### Extracted material
-- Start --
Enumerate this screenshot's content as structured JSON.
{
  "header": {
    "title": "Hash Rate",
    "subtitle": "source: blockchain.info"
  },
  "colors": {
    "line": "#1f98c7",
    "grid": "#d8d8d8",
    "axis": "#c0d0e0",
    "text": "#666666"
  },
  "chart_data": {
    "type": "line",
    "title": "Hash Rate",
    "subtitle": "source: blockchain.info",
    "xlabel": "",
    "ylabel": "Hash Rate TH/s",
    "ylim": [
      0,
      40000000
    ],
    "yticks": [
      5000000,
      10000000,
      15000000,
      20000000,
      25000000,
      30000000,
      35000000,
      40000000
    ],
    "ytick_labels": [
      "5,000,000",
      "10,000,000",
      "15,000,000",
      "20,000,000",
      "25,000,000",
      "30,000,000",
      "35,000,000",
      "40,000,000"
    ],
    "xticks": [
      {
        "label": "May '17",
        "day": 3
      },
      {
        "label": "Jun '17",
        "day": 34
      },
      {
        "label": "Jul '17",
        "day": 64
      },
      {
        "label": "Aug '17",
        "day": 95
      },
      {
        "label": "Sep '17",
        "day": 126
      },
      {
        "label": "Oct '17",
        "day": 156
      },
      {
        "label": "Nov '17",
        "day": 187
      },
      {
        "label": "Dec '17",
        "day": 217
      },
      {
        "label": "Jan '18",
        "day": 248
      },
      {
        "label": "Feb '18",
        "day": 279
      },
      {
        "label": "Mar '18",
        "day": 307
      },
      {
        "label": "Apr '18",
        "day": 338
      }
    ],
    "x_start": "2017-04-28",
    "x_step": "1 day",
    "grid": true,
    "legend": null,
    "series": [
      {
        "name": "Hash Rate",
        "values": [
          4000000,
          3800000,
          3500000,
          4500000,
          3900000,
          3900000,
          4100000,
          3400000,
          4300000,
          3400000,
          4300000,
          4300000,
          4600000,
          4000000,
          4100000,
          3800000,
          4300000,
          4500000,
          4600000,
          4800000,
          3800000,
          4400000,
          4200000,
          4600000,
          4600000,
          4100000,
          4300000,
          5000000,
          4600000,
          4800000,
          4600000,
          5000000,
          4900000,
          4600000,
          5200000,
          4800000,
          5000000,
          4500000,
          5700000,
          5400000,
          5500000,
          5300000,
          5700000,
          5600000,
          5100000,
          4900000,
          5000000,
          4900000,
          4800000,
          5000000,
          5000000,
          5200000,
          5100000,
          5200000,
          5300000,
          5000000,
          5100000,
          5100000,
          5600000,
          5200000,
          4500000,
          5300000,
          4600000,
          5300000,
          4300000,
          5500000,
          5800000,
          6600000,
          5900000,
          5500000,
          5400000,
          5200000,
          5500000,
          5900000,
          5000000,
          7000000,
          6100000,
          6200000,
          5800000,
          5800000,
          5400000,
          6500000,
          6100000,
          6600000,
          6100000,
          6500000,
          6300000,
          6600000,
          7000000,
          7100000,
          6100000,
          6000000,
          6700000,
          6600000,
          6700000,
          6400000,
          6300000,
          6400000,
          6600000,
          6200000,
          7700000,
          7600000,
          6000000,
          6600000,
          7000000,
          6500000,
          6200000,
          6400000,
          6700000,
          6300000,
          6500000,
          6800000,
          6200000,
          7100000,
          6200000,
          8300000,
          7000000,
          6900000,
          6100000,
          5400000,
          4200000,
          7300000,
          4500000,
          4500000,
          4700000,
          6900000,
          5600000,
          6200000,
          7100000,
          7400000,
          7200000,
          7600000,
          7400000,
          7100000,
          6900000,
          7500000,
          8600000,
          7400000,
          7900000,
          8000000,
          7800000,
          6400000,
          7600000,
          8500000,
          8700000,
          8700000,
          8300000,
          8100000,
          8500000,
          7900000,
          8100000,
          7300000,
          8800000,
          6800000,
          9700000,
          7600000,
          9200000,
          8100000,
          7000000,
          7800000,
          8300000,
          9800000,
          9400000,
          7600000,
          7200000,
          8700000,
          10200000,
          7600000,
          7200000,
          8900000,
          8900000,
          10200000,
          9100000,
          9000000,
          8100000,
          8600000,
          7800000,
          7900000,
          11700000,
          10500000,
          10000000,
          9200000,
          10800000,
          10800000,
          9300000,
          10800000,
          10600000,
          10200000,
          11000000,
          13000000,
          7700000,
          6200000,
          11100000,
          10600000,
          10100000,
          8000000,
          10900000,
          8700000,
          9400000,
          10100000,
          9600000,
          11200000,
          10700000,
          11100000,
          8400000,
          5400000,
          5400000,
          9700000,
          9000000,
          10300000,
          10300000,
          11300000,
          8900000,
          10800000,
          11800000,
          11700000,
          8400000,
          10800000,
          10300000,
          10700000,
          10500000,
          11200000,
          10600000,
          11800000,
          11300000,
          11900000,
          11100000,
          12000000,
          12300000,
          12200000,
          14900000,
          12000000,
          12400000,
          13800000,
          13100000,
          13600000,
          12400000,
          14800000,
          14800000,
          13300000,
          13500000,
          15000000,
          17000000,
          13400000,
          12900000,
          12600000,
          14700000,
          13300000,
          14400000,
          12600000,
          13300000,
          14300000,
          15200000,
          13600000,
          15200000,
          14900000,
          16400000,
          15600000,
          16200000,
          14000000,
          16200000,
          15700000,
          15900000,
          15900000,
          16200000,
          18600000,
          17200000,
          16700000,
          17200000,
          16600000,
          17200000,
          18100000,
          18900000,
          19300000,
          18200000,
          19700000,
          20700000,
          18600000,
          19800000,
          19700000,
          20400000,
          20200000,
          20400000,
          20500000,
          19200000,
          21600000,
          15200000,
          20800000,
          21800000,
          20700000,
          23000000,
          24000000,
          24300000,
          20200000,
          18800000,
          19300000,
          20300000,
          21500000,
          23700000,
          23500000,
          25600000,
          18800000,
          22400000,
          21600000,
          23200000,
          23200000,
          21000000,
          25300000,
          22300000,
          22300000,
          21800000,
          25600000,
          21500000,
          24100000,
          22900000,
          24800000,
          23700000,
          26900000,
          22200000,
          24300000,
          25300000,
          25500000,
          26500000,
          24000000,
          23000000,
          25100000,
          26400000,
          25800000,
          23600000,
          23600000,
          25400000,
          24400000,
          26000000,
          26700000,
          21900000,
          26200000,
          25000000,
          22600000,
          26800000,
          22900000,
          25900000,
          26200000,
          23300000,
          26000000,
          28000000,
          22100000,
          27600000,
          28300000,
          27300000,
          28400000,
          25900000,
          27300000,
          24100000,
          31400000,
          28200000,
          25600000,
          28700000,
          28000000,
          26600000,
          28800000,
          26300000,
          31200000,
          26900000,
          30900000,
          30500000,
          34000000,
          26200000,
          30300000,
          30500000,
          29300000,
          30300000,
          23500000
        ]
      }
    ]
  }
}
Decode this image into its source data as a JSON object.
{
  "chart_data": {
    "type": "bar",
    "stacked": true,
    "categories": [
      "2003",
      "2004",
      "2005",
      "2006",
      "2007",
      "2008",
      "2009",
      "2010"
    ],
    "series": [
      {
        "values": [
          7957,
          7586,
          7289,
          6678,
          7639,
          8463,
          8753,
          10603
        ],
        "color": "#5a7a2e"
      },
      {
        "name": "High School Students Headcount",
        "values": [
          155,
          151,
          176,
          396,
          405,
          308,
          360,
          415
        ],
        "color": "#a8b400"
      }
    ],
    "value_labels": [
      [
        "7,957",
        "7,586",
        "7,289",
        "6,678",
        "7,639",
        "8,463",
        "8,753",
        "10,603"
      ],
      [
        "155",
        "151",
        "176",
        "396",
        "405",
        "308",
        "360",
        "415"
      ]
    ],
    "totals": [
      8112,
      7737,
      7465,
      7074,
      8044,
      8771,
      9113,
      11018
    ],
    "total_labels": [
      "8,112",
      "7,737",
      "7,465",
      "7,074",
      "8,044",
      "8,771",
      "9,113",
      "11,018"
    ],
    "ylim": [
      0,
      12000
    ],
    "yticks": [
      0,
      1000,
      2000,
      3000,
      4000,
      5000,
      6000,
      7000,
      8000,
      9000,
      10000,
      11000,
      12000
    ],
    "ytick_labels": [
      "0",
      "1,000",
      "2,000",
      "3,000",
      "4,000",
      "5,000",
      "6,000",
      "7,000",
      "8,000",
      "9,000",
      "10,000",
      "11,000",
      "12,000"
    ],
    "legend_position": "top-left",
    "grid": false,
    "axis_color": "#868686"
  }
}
-- End --
### Prompt
Gather all lines where the word "Hash" appears.

### Reply
    "title": "Hash Rate",
    "title": "Hash Rate",
    "ylabel": "Hash Rate TH/s",
        "name": "Hash Rate",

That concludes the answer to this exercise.